>> Start
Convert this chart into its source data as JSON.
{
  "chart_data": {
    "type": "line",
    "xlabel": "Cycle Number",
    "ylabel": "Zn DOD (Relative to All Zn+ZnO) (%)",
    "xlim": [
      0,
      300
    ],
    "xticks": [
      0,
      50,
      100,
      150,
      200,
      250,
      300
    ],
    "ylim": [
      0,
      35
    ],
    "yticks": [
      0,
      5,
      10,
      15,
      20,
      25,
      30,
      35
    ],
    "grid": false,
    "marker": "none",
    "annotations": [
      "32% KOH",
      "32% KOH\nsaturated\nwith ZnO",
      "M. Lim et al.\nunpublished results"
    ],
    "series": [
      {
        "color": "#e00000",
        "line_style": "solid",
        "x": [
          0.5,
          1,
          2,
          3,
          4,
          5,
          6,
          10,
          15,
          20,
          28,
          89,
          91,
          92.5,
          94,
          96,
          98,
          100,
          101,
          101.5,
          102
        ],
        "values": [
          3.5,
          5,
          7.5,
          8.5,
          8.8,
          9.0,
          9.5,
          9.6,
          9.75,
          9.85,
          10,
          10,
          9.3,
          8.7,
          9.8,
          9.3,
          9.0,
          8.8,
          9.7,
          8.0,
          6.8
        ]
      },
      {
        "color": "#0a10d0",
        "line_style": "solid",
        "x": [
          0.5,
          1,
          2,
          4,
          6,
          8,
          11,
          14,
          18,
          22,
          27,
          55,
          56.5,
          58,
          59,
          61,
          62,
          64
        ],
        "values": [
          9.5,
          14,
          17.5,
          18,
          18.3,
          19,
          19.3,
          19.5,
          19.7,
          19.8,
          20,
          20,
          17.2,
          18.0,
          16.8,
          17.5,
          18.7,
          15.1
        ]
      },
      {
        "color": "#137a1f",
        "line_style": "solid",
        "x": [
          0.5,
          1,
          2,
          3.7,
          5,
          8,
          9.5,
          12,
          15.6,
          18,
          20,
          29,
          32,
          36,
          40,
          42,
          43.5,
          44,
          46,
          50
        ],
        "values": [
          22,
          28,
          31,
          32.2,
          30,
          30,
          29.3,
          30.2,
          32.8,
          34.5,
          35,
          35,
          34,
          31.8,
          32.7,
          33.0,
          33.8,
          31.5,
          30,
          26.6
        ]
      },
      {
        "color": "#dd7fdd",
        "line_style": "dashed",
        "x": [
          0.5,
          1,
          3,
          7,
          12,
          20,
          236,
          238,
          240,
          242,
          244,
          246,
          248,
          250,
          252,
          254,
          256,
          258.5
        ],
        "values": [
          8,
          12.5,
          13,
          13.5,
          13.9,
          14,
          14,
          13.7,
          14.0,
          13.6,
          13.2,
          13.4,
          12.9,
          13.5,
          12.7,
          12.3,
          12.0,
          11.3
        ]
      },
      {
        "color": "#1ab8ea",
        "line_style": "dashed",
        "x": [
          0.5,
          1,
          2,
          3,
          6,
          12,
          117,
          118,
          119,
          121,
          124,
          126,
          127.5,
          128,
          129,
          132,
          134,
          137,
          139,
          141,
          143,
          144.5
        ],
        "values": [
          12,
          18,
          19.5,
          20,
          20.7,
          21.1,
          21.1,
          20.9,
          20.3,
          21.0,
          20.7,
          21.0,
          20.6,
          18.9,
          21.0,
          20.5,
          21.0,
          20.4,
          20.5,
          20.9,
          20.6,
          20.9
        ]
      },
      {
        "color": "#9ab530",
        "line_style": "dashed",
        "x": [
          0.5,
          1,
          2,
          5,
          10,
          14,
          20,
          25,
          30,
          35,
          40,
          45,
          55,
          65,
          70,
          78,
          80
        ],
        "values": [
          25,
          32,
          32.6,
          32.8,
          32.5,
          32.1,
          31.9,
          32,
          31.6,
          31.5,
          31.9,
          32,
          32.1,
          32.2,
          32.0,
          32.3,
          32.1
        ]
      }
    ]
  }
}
>> End
*Goal of the exercise*:
Every record shown above must be echoed exactly.

*Completed exercise*:
Convert this chart into its source data as JSON.
{
  "chart_data": {
    "type": "line",
    "xlabel": "Cycle Number",
    "ylabel": "Zn DOD (Relative to All Zn+ZnO) (%)",
    "xlim": [
      0,
      300
    ],
    "xticks": [
      0,
      50,
      100,
      150,
      200,
      250,
      300
    ],
    "ylim": [
      0,
      35
    ],
    "yticks": [
      0,
      5,
      10,
      15,
      20,
      25,
      30,
      35
    ],
    "grid": false,
    "marker": "none",
    "annotations": [
      "32% KOH",
      "32% KOH\nsaturated\nwith ZnO",
      "M. Lim et al.\nunpublished results"
    ],
    "series": [
      {
        "color": "#e00000",
        "line_style": "solid",
        "x": [
          0.5,
          1,
          2,
          3,
          4,
          5,
          6,
          10,
          15,
          20,
          28,
          89,
          91,
          92.5,
          94,
          96,
          98,
          100,
          101,
          101.5,
          102
        ],
        "values": [
          3.5,
          5,
          7.5,
          8.5,
          8.8,
          9.0,
          9.5,
          9.6,
          9.75,
          9.85,
          10,
          10,
          9.3,
          8.7,
          9.8,
          9.3,
          9.0,
          8.8,
          9.7,
          8.0,
          6.8
        ]
      },
      {
        "color": "#0a10d0",
        "line_style": "solid",
        "x": [
          0.5,
          1,
          2,
          4,
          6,
          8,
          11,
          14,
          18,
          22,
          27,
          55,
          56.5,
          58,
          59,
          61,
          62,
          64
        ],
        "values": [
          9.5,
          14,
          17.5,
          18,
          18.3,
          19,
          19.3,
          19.5,
          19.7,
          19.8,
          20,
          20,
          17.2,
          18.0,
          16.8,
          17.5,
          18.7,
          15.1
        ]
      },
      {
        "color": "#137a1f",
        "line_style": "solid",
        "x": [
          0.5,
          1,
          2,
          3.7,
          5,
          8,
          9.5,
          12,
          15.6,
          18,
          20,
          29,
          32,
          36,
          40,
          42,
          43.5,
          44,
          46,
          50
        ],
        "values": [
          22,
          28,
          31,
          32.2,
          30,
          30,
          29.3,
          30.2,
          32.8,
          34.5,
          35,
          35,
          34,
          31.8,
          32.7,
          33.0,
          33.8,
          31.5,
          30,
          26.6
        ]
      },
      {
        "color": "#dd7fdd",
        "line_style": "dashed",
        "x": [
          0.5,
          1,
          3,
          7,
          12,
          20,
          236,
          238,
          240,
          242,
          244,
          246,
          248,
          250,
          252,
          254,
          256,
          258.5
        ],
        "values": [
          8,
          12.5,
          13,
          13.5,
          13.9,
          14,
          14,
          13.7,
          14.0,
          13.6,
          13.2,
          13.4,
          12.9,
          13.5,
          12.7,
          12.3,
          12.0,
          11.3
        ]
      },
      {
        "color": "#1ab8ea",
        "line_style": "dashed",
        "x": [
          0.5,
          1,
          2,
          3,
          6,
          12,
          117,
          118,
          119,
          121,
          124,
          126,
          127.5,
          128,
          129,
          132,
          134,
          137,
          139,
          141,
          143,
          144.5
        ],
        "values": [
          12,
          18,
          19.5,
          20,
          20.7,
          21.1,
          21.1,
          20.9,
          20.3,
          21.0,
          20.7,
          21.0,
          20.6,
          18.9,
          21.0,
          20.5,
          21.0,
          20.4,
          20.5,
          20.9,
          20.6,
          20.9
        ]
      },
      {
        "color": "#9ab530",
        "line_style": "dashed",
        "x": [
          0.5,
          1,
          2,
          5,
          10,
          14,
          20,
          25,
          30,
          35,
          40,
          45,
          55,
          65,
          70,
          78,
          80
        ],
        "values": [
          25,
          32,
          32.6,
          32.8,
          32.5,
          32.1,
          31.9,
          32,
          31.6,
          31.5,
          31.9,
          32,
          32.1,
          32.2,
          32.0,
          32.3,
          32.1
        ]
      }
    ]
  }
}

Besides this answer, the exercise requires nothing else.